◆ **Spatial annotation records**
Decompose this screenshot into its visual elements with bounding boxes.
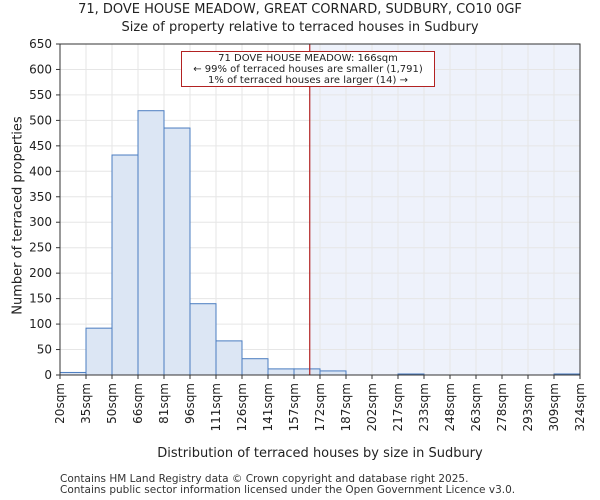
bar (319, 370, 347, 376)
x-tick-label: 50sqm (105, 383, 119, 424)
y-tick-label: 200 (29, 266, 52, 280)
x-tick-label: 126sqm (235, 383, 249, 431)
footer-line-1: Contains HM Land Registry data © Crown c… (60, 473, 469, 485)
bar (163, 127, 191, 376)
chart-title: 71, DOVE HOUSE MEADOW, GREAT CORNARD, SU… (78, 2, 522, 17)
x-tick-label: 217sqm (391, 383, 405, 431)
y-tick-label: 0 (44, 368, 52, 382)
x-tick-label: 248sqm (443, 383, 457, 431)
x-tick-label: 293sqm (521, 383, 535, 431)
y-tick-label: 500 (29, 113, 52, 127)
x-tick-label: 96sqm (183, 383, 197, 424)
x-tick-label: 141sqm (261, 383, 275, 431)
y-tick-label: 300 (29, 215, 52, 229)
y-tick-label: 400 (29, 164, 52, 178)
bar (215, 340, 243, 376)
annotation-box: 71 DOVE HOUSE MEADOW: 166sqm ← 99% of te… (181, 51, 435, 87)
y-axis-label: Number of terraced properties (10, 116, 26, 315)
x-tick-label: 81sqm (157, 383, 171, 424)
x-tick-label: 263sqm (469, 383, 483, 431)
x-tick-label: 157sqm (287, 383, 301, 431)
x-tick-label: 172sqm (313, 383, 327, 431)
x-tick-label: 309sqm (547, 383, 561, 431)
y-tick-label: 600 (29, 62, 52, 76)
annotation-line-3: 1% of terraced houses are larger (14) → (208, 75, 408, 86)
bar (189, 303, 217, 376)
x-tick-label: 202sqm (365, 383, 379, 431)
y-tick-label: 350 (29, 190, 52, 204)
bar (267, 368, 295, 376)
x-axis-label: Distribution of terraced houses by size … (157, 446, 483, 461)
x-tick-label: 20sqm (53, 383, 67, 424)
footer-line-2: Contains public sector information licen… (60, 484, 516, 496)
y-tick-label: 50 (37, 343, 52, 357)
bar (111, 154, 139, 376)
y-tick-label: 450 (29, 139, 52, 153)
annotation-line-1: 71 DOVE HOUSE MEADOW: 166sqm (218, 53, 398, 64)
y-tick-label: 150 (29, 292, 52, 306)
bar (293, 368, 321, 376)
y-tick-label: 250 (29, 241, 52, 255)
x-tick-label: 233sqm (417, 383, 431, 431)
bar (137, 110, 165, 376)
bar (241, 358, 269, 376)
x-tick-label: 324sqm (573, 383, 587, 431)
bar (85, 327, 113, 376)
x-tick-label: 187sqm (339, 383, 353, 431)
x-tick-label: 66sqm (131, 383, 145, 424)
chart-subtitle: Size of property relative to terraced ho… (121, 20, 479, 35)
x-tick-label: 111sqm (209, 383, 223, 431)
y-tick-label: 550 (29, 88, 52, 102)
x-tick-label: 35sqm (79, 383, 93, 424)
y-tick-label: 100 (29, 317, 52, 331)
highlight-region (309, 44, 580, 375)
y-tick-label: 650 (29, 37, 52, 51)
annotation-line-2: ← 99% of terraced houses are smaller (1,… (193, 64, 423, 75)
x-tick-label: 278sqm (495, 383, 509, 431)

* * *

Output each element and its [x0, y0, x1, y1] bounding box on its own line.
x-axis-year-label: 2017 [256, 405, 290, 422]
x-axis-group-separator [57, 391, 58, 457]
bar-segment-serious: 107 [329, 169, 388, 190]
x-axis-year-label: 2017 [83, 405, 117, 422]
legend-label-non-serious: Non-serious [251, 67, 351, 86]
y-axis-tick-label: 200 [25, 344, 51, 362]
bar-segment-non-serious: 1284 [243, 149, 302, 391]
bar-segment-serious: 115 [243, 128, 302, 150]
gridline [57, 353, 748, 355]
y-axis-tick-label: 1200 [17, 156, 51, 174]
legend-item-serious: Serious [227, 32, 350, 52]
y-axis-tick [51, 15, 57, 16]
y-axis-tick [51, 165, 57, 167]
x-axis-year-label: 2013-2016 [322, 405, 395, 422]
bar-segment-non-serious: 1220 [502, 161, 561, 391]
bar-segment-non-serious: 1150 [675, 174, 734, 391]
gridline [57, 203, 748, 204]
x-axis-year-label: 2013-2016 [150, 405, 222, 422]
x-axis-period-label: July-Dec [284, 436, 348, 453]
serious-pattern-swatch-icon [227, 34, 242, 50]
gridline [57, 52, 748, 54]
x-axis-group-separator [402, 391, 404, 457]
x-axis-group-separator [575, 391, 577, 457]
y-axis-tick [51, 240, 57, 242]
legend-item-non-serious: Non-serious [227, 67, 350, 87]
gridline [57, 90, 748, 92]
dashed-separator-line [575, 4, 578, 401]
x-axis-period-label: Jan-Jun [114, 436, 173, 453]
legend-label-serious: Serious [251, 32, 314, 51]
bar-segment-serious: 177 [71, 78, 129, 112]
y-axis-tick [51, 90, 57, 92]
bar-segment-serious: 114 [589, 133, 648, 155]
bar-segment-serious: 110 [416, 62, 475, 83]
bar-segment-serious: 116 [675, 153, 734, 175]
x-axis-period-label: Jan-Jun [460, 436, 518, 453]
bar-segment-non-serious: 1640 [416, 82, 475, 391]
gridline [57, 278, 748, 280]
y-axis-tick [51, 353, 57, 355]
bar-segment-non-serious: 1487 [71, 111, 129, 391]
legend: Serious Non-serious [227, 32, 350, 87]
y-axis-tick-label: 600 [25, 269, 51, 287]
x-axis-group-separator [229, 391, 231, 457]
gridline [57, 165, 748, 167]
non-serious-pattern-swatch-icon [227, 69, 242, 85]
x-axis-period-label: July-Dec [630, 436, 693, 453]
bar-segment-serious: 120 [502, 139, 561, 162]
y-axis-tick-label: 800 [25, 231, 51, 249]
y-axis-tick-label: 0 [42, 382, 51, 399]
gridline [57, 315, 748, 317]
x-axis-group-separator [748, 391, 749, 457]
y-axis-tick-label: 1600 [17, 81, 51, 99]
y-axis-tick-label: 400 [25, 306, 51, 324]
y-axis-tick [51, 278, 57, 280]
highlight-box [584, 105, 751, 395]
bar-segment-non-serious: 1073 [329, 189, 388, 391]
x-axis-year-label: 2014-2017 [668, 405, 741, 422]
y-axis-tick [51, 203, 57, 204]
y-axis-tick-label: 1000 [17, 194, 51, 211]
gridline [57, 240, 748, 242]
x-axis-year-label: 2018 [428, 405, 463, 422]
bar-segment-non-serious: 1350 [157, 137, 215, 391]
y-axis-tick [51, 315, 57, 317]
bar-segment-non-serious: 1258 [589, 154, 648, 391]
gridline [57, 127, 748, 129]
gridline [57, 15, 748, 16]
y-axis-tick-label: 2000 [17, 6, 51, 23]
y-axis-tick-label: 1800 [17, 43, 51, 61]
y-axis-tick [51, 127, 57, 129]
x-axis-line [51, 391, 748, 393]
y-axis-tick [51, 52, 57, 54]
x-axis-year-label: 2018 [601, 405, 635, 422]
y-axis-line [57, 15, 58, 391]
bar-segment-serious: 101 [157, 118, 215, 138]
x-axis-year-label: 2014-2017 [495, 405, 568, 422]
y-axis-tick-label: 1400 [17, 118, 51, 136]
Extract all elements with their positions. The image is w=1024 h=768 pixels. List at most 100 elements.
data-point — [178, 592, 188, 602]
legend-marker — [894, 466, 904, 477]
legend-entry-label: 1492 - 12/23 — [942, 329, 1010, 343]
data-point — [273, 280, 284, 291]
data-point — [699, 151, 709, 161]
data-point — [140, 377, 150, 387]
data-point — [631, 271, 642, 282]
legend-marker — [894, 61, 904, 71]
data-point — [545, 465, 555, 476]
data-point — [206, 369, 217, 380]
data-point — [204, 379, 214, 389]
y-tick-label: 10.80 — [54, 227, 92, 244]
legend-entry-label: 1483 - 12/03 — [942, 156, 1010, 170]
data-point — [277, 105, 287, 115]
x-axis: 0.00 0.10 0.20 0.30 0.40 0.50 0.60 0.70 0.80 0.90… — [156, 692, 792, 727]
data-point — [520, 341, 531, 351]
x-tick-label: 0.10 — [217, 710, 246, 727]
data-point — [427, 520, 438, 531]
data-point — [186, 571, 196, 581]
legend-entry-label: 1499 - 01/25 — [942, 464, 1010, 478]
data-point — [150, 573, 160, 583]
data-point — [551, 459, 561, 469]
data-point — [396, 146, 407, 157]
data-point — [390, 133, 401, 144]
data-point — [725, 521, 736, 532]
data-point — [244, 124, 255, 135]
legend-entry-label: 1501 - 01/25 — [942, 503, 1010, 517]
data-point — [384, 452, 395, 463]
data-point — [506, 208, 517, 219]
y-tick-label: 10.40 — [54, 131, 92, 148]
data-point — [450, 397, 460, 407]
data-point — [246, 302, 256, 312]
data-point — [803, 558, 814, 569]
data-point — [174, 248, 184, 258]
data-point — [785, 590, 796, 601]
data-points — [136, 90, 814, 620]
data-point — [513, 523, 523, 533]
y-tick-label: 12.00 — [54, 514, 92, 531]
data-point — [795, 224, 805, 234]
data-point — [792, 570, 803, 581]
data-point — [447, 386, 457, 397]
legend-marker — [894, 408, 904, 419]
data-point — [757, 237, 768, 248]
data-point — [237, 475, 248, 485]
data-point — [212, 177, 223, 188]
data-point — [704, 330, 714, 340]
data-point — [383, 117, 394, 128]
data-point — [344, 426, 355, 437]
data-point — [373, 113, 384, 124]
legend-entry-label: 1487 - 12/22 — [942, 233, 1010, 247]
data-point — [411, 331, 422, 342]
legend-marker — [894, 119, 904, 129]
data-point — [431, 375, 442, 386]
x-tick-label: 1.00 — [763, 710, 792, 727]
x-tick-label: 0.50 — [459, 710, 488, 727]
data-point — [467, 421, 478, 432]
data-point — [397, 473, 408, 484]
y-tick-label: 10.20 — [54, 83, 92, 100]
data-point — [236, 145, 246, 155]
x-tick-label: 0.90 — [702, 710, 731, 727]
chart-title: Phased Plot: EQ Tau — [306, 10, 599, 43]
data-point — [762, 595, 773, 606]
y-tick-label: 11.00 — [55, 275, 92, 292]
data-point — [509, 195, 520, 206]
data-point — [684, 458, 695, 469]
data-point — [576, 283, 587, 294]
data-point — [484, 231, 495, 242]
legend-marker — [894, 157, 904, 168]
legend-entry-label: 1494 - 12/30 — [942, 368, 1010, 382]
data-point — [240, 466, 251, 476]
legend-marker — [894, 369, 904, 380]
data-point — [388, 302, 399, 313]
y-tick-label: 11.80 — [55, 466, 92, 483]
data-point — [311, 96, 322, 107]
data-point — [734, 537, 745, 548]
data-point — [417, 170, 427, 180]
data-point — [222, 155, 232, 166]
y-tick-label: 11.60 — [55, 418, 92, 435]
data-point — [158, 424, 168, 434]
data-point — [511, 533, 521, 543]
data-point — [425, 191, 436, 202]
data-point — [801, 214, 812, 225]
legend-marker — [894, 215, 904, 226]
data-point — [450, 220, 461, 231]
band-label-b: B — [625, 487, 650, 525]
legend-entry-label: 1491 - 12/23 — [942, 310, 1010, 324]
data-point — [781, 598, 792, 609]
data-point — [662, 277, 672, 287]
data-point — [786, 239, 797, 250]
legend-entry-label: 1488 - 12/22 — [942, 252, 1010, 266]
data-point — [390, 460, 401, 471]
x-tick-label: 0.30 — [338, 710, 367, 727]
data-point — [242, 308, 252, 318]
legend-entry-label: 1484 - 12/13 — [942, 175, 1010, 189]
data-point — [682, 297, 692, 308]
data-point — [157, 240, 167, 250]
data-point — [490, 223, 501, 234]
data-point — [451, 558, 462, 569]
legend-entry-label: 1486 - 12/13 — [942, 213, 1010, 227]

* * *

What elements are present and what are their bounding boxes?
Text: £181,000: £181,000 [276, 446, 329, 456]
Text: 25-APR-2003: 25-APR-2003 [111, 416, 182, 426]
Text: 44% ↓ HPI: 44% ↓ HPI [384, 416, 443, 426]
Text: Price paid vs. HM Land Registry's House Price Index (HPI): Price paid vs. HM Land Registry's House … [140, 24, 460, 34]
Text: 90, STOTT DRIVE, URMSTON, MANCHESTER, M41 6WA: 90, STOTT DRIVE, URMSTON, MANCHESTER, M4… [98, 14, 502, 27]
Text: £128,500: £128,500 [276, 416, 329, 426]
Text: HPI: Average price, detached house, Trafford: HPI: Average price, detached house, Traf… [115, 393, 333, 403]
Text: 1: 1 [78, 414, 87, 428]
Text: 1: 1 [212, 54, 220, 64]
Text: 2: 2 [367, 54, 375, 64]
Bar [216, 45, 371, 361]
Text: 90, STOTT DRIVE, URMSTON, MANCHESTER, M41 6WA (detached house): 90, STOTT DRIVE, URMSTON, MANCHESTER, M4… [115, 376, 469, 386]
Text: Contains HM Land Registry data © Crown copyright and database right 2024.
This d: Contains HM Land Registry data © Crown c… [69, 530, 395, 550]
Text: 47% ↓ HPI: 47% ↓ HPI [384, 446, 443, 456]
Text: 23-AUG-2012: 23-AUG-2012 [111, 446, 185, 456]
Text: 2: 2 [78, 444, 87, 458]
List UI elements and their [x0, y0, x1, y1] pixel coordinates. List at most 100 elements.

◆ **INSTRUCTIONS FOR THE TASK**
Extract the lines that start with the line containing "What elements are" and continue through the line containing "Text: 23-AUG-2012: 23-AUG-2012", and reproduce each one unchanged.

◆ **REPLY**
What elements are present and what are their bounding boxes?
Text: £181,000: £181,000 [276, 446, 329, 456]
Text: 25-APR-2003: 25-APR-2003 [111, 416, 182, 426]
Text: 44% ↓ HPI: 44% ↓ HPI [384, 416, 443, 426]
Text: Price paid vs. HM Land Registry's House Price Index (HPI): Price paid vs. HM Land Registry's House … [140, 24, 460, 34]
Text: 90, STOTT DRIVE, URMSTON, MANCHESTER, M41 6WA: 90, STOTT DRIVE, URMSTON, MANCHESTER, M4… [98, 14, 502, 27]
Text: £128,500: £128,500 [276, 416, 329, 426]
Text: HPI: Average price, detached house, Trafford: HPI: Average price, detached house, Traf… [115, 393, 333, 403]
Text: 1: 1 [78, 414, 87, 428]
Text: 1: 1 [212, 54, 220, 64]
Text: 2: 2 [367, 54, 375, 64]
Bar [216, 45, 371, 361]
Text: 90, STOTT DRIVE, URMSTON, MANCHESTER, M41 6WA (detached house): 90, STOTT DRIVE, URMSTON, MANCHESTER, M4… [115, 376, 469, 386]
Text: Contains HM Land Registry data © Crown copyright and database right 2024.
This d: Contains HM Land Registry data © Crown c… [69, 530, 395, 550]
Text: 47% ↓ HPI: 47% ↓ HPI [384, 446, 443, 456]
Text: 23-AUG-2012: 23-AUG-2012 [111, 446, 185, 456]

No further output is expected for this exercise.